▶ **REQUISITOS DEL EJERCICIO**:
**a.** Indica si cada afirmación concuerda con el fragmento sobre la muerte de Diana: (i) Enrique tenía doce años en ese momento; (ii) la reina quiso desde el principio que Diana volviera en un avión oficial; (iii) la reina ordenó retirar las televisiones y radios de palacio. Responde sí o no a cada una y cita literalmente las palabras del fragmento que lo deciden.
**b.** Convierte en una lista breve el párrafo del fragmento sobre la muerte de Diana que empieza "En Buckingham y en Balmoral" y conserva sus datos principales.

▶ **FRAGMENTO PARA LEER**:
'''

Mientras estaba dando indicaciones a su equipo, llegó la triste noticia: el embajador británico en París comunicó a Balmoral que Diana había muerto. "El mundo va a volverse loco", comentó Carlos en un susurro. No se equivocaba.
Pasadas las siete de la mañana, Carlos se dirigió a la habitación de su hijo mayor, Guillermo. Luego fueron juntos a despertar al pequeño, Enrique, Harry para la familia, que entonces tenía doce años.
Una batalla contrarreloj
En Buckingham y en Balmoral la actividad era frenética. La vieja guardia se resistía a movilizar aviones oficiales y la reina, en principio, estaba de acuerdo. Diana ya no era miembro de la familia real, explicó, y debía ser la familia Spencer, los parientes de la princesa, quienes se hicieran cargo de todo. Pero Carlos se negó en rotundo a que su exmujer no regresara a Inglaterra en un avión de la Corona. Por primera vez en su vida hizo lo que tendría que haber hecho desde el principio: defender a Diana.
La reina mandó que se escondieran los televisores
Isabel II no pareció comprender la dimensión de lo que estaba ocurriendo: para ella, era un tema privado y, en aquellas horas, tan solo tenía en mente a sus nietos. Antes de que Guillermo y Enrique bajaran a desayunar, la reina había dado órdenes de que se retiraran todas las televisiones y radios de palacio, y de que no se expusieran los periódicos en las mesas.

'''

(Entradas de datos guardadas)

'''

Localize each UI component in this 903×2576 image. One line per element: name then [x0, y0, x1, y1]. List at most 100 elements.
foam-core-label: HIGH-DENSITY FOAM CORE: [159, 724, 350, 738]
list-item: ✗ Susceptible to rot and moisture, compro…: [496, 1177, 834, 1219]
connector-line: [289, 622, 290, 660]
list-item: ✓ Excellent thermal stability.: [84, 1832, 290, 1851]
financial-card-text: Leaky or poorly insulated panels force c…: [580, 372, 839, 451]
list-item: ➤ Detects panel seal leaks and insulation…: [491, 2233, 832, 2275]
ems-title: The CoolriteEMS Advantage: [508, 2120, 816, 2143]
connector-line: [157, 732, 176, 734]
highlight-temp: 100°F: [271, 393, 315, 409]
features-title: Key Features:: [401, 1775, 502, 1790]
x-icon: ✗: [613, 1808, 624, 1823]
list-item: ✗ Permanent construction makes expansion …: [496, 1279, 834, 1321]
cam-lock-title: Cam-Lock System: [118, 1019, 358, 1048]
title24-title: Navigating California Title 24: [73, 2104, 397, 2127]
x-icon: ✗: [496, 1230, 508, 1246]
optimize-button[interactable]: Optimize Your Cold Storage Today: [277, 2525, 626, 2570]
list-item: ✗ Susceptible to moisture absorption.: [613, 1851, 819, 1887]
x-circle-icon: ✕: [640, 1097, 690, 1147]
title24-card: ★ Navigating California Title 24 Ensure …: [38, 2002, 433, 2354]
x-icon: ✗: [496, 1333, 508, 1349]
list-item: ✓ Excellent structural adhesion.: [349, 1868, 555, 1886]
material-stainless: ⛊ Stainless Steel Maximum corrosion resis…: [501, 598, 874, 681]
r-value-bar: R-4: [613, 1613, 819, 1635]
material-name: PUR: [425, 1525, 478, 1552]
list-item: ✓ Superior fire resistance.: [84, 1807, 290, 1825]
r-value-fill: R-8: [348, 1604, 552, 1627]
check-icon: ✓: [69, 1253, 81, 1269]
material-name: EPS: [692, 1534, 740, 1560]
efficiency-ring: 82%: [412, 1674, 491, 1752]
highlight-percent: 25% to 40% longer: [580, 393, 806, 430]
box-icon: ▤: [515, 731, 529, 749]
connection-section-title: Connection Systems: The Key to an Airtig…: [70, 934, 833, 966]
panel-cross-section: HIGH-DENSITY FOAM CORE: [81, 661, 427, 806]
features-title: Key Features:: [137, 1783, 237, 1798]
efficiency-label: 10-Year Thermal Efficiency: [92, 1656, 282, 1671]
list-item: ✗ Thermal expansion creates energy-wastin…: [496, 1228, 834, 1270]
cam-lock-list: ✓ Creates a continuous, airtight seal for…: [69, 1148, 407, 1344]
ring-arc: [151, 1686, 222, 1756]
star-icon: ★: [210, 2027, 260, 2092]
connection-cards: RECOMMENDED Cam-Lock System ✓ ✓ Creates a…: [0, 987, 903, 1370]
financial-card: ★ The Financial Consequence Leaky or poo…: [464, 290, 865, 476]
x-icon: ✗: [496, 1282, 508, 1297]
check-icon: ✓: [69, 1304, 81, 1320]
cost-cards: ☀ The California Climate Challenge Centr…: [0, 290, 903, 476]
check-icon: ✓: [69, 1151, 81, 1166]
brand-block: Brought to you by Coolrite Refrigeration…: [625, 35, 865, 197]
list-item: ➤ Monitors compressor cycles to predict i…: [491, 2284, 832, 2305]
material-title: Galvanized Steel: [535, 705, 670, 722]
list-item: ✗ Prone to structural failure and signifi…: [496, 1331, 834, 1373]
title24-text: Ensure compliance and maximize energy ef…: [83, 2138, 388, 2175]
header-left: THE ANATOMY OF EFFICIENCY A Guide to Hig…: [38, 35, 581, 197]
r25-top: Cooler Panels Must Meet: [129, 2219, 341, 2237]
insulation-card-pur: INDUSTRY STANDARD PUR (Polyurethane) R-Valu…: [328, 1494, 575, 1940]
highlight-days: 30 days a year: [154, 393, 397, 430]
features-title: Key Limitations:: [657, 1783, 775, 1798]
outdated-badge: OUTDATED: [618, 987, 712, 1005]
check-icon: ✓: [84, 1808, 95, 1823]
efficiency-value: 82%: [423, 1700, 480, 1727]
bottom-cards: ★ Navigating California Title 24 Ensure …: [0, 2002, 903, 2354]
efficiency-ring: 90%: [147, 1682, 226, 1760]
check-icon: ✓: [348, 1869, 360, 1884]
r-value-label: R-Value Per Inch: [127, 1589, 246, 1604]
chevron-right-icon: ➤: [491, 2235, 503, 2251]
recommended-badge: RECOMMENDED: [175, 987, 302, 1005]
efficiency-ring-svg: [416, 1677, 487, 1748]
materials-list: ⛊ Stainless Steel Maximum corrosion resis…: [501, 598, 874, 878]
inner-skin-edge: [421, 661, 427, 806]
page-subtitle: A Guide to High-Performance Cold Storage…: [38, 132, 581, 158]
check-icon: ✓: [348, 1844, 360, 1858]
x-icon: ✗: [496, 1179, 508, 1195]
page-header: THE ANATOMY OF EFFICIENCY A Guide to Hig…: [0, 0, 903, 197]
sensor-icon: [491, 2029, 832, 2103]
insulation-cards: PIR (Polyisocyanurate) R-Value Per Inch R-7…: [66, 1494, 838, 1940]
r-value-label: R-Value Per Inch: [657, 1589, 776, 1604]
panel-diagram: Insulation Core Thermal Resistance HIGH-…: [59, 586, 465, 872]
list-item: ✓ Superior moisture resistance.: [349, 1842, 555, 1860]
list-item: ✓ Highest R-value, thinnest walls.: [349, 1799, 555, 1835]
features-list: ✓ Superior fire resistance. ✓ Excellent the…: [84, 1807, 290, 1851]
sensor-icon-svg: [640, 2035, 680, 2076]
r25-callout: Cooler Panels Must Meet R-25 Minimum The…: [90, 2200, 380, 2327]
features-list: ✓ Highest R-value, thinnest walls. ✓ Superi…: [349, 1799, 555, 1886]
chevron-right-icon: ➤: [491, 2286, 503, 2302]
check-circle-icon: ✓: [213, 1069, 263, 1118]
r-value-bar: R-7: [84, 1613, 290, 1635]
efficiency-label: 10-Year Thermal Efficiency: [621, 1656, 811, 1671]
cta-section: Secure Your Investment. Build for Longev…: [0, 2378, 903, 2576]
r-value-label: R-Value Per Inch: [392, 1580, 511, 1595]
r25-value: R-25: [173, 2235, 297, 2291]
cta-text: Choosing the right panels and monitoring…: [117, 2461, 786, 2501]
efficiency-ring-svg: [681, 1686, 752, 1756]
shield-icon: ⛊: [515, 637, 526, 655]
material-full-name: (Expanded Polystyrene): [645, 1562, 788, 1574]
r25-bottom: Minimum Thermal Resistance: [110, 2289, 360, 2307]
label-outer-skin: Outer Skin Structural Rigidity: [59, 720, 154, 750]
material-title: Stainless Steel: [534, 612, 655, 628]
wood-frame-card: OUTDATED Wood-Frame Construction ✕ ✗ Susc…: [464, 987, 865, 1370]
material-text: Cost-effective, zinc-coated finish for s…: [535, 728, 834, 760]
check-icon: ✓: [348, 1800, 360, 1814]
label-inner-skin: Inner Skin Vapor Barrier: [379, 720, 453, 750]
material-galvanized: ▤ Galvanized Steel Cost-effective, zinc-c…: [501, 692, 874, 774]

'''

▶ **SOLUCIONES POR TAREA**:
**a.**
(i) Sí: "que entonces tenía doce años".
(ii) No: "La vieja guardia se resistía a movilizar aviones oficiales y la reina, en principio, estaba de acuerdo."
(iii) Sí: "la reina había dado órdenes de que se retiraran todas las televisiones y radios de palacio".

**b.**
- En Buckingham y en Balmoral había una actividad frenética.
- La vieja guardia se resistía a movilizar aviones oficiales, y la reina, en principio, estaba de acuerdo.
- La reina explicó que Diana ya no era miembro de la familia real y que debían encargarse de todo los Spencer, su familia.
- Carlos se negó en rotundo a que su exmujer no regresara a Inglaterra en un avión de la Corona.
- Por primera vez en su vida, Carlos defendió a Diana.